Work instructions: Transcribe every line of the records verbatim.

[Dataset rows about figures]
<<<<

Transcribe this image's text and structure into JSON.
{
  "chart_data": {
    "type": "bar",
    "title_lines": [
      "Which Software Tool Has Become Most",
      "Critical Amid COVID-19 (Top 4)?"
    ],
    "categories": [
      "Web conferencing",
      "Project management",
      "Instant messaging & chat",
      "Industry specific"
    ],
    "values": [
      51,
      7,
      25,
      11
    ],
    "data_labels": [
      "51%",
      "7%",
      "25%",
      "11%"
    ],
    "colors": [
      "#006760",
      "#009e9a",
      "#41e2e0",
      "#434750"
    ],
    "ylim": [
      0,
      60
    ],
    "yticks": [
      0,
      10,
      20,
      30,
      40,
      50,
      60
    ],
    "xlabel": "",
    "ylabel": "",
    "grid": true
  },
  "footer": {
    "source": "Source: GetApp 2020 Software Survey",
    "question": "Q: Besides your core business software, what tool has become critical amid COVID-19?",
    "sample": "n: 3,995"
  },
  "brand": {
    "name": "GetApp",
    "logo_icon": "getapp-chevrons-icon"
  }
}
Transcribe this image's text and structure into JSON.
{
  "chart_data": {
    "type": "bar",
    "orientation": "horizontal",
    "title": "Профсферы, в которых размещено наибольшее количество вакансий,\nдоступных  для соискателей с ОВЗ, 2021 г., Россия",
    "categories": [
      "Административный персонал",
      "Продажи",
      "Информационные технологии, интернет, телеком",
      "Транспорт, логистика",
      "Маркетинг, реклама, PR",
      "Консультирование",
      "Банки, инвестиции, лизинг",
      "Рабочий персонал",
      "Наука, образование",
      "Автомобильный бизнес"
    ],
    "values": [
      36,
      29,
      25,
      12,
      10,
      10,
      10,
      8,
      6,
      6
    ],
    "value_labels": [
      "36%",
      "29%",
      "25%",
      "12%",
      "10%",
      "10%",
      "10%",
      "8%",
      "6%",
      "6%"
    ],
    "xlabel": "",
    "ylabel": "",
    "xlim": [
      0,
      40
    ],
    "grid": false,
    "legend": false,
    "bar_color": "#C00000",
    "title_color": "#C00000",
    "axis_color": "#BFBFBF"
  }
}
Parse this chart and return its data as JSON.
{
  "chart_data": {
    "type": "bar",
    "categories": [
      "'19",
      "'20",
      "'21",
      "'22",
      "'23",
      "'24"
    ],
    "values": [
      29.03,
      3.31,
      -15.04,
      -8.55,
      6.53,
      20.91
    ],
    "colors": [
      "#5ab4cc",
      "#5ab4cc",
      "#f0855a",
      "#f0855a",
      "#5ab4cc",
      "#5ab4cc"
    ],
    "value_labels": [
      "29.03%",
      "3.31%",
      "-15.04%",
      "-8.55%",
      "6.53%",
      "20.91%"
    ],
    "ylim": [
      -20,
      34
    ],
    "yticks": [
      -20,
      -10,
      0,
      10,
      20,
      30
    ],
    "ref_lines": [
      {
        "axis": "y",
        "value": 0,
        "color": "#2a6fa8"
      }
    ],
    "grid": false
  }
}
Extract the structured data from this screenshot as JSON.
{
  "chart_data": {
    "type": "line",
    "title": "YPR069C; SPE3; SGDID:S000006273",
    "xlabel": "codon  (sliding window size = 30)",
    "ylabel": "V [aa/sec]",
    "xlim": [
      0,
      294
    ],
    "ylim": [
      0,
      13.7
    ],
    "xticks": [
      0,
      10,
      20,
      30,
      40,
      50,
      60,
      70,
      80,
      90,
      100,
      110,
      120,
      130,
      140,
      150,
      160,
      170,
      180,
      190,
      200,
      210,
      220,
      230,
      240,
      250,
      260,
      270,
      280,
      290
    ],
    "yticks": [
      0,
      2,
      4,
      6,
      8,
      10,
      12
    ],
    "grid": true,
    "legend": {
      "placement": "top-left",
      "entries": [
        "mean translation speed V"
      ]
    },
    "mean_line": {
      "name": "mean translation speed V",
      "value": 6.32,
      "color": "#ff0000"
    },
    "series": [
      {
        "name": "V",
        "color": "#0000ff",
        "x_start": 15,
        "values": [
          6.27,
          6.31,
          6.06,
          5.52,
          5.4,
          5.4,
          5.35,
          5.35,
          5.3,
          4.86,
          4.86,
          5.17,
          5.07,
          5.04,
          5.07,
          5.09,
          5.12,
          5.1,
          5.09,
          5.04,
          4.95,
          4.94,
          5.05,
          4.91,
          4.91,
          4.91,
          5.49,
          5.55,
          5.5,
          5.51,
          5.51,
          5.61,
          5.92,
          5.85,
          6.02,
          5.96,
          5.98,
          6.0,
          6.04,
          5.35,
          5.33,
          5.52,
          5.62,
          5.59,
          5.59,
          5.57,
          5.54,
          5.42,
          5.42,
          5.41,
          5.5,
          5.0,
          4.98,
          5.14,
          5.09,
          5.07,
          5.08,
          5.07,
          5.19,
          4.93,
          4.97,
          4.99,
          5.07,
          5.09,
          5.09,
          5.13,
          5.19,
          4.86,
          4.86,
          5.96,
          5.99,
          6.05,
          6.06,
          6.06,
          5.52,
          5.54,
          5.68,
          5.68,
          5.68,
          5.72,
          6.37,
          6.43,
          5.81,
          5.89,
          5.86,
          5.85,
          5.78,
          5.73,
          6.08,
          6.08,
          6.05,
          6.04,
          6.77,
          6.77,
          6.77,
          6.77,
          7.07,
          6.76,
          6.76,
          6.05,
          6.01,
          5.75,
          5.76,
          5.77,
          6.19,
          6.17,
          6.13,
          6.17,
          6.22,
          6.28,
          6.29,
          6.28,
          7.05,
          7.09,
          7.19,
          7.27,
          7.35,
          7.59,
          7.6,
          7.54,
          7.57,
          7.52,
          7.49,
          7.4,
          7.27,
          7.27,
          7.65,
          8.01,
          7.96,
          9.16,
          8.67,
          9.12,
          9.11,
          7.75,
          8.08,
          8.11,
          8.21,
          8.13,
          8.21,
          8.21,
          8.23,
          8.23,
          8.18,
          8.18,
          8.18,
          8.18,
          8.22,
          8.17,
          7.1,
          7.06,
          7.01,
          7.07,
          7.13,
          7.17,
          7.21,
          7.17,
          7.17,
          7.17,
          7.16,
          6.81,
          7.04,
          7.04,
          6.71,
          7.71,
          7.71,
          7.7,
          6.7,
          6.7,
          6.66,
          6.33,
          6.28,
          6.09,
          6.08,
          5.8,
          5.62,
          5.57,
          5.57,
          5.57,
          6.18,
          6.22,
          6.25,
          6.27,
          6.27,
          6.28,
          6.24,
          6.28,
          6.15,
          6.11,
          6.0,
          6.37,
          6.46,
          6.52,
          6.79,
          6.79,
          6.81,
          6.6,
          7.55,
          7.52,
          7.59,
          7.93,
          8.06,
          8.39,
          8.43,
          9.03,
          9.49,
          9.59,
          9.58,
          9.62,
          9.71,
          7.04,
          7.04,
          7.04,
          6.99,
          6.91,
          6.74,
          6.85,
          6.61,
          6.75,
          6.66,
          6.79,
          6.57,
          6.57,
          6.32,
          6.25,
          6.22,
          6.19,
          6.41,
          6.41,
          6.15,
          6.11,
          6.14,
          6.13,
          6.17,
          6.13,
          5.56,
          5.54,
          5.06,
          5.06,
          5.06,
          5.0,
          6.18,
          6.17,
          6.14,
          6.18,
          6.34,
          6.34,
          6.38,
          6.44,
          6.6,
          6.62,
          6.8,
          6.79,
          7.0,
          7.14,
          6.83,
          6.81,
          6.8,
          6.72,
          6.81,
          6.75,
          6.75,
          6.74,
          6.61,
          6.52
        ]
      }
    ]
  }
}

>>>>

Result of this task:
Transcribe this image's text and structure into JSON.
{
  "chart_data": {
    "type": "bar",
    "title_lines": [
      "Which Software Tool Has Become Most",
      "Critical Amid COVID-19 (Top 4)?"
    ],
    "categories": [
      "Web conferencing",
      "Project management",
      "Instant messaging & chat",
      "Industry specific"
    ],
    "values": [
      51,
      7,
      25,
      11
    ],
    "data_labels": [
      "51%",
      "7%",
      "25%",
      "11%"
    ],
    "colors": [
      "#006760",
      "#009e9a",
      "#41e2e0",
      "#434750"
    ],
    "ylim": [
      0,
      60
    ],
    "yticks": [
      0,
      10,
      20,
      30,
      40,
      50,
      60
    ],
    "xlabel": "",
    "ylabel": "",
    "grid": true
  },
  "footer": {
    "source": "Source: GetApp 2020 Software Survey",
    "question": "Q: Besides your core business software, what tool has become critical amid COVID-19?",
    "sample": "n: 3,995"
  },
  "brand": {
    "name": "GetApp",
    "logo_icon": "getapp-chevrons-icon"
  }
}
Transcribe this image's text and structure into JSON.
{
  "chart_data": {
    "type": "bar",
    "orientation": "horizontal",
    "title": "Профсферы, в которых размещено наибольшее количество вакансий,\nдоступных  для соискателей с ОВЗ, 2021 г., Россия",
    "categories": [
      "Административный персонал",
      "Продажи",
      "Информационные технологии, интернет, телеком",
      "Транспорт, логистика",
      "Маркетинг, реклама, PR",
      "Консультирование",
      "Банки, инвестиции, лизинг",
      "Рабочий персонал",
      "Наука, образование",
      "Автомобильный бизнес"
    ],
    "values": [
      36,
      29,
      25,
      12,
      10,
      10,
      10,
      8,
      6,
      6
    ],
    "value_labels": [
      "36%",
      "29%",
      "25%",
      "12%",
      "10%",
      "10%",
      "10%",
      "8%",
      "6%",
      "6%"
    ],
    "xlabel": "",
    "ylabel": "",
    "xlim": [
      0,
      40
    ],
    "grid": false,
    "legend": false,
    "bar_color": "#C00000",
    "title_color": "#C00000",
    "axis_color": "#BFBFBF"
  }
}
Parse this chart and return its data as JSON.
{
  "chart_data": {
    "type": "bar",
    "categories": [
      "'19",
      "'20",
      "'21",
      "'22",
      "'23",
      "'24"
    ],
    "values": [
      29.03,
      3.31,
      -15.04,
      -8.55,
      6.53,
      20.91
    ],
    "colors": [
      "#5ab4cc",
      "#5ab4cc",
      "#f0855a",
      "#f0855a",
      "#5ab4cc",
      "#5ab4cc"
    ],
    "value_labels": [
      "29.03%",
      "3.31%",
      "-15.04%",
      "-8.55%",
      "6.53%",
      "20.91%"
    ],
    "ylim": [
      -20,
      34
    ],
    "yticks": [
      -20,
      -10,
      0,
      10,
      20,
      30
    ],
    "ref_lines": [
      {
        "axis": "y",
        "value": 0,
        "color": "#2a6fa8"
      }
    ],
    "grid": false
  }
}
Extract the structured data from this screenshot as JSON.
{
  "chart_data": {
    "type": "line",
    "title": "YPR069C; SPE3; SGDID:S000006273",
    "xlabel": "codon  (sliding window size = 30)",
    "ylabel": "V [aa/sec]",
    "xlim": [
      0,
      294
    ],
    "ylim": [
      0,
      13.7
    ],
    "xticks": [
      0,
      10,
      20,
      30,
      40,
      50,
      60,
      70,
      80,
      90,
      100,
      110,
      120,
      130,
      140,
      150,
      160,
      170,
      180,
      190,
      200,
      210,
      220,
      230,
      240,
      250,
      260,
      270,
      280,
      290
    ],
    "yticks": [
      0,
      2,
      4,
      6,
      8,
      10,
      12
    ],
    "grid": true,
    "legend": {
      "placement": "top-left",
      "entries": [
        "mean translation speed V"
      ]
    },
    "mean_line": {
      "name": "mean translation speed V",
      "value": 6.32,
      "color": "#ff0000"
    },
    "series": [
      {
        "name": "V",
        "color": "#0000ff",
        "x_start": 15,
        "values": [
          6.27,
          6.31,
          6.06,
          5.52,
          5.4,
          5.4,
          5.35,
          5.35,
          5.3,
          4.86,
          4.86,
          5.17,
          5.07,
          5.04,
          5.07,
          5.09,
          5.12,
          5.1,
          5.09,
          5.04,
          4.95,
          4.94,
          5.05,
          4.91,
          4.91,
          4.91,
          5.49,
          5.55,
          5.5,
          5.51,
          5.51,
          5.61,
          5.92,
          5.85,
          6.02,
          5.96,
          5.98,
          6.0,
          6.04,
          5.35,
          5.33,
          5.52,
          5.62,
          5.59,
          5.59,
          5.57,
          5.54,
          5.42,
          5.42,
          5.41,
          5.5,
          5.0,
          4.98,
          5.14,
          5.09,
          5.07,
          5.08,
          5.07,
          5.19,
          4.93,
          4.97,
          4.99,
          5.07,
          5.09,
          5.09,
          5.13,
          5.19,
          4.86,
          4.86,
          5.96,
          5.99,
          6.05,
          6.06,
          6.06,
          5.52,
          5.54,
          5.68,
          5.68,
          5.68,
          5.72,
          6.37,
          6.43,
          5.81,
          5.89,
          5.86,
          5.85,
          5.78,
          5.73,
          6.08,
          6.08,
          6.05,
          6.04,
          6.77,
          6.77,
          6.77,
          6.77,
          7.07,
          6.76,
          6.76,
          6.05,
          6.01,
          5.75,
          5.76,
          5.77,
          6.19,
          6.17,
          6.13,
          6.17,
          6.22,
          6.28,
          6.29,
          6.28,
          7.05,
          7.09,
          7.19,
          7.27,
          7.35,
          7.59,
          7.6,
          7.54,
          7.57,
          7.52,
          7.49,
          7.4,
          7.27,
          7.27,
          7.65,
          8.01,
          7.96,
          9.16,
          8.67,
          9.12,
          9.11,
          7.75,
          8.08,
          8.11,
          8.21,
          8.13,
          8.21,
          8.21,
          8.23,
          8.23,
          8.18,
          8.18,
          8.18,
          8.18,
          8.22,
          8.17,
          7.1,
          7.06,
          7.01,
          7.07,
          7.13,
          7.17,
          7.21,
          7.17,
          7.17,
          7.17,
          7.16,
          6.81,
          7.04,
          7.04,
          6.71,
          7.71,
          7.71,
          7.7,
          6.7,
          6.7,
          6.66,
          6.33,
          6.28,
          6.09,
          6.08,
          5.8,
          5.62,
          5.57,
          5.57,
          5.57,
          6.18,
          6.22,
          6.25,
          6.27,
          6.27,
          6.28,
          6.24,
          6.28,
          6.15,
          6.11,
          6.0,
          6.37,
          6.46,
          6.52,
          6.79,
          6.79,
          6.81,
          6.6,
          7.55,
          7.52,
          7.59,
          7.93,
          8.06,
          8.39,
          8.43,
          9.03,
          9.49,
          9.59,
          9.58,
          9.62,
          9.71,
          7.04,
          7.04,
          7.04,
          6.99,
          6.91,
          6.74,
          6.85,
          6.61,
          6.75,
          6.66,
          6.79,
          6.57,
          6.57,
          6.32,
          6.25,
          6.22,
          6.19,
          6.41,
          6.41,
          6.15,
          6.11,
          6.14,
          6.13,
          6.17,
          6.13,
          5.56,
          5.54,
          5.06,
          5.06,
          5.06,
          5.0,
          6.18,
          6.17,
          6.14,
          6.18,
          6.34,
          6.34,
          6.38,
          6.44,
          6.6,
          6.62,
          6.8,
          6.79,
          7.0,
          7.14,
          6.83,
          6.81,
          6.8,
          6.72,
          6.81,
          6.75,
          6.75,
          6.74,
          6.61,
          6.52
        ]
      }
    ]
  }
}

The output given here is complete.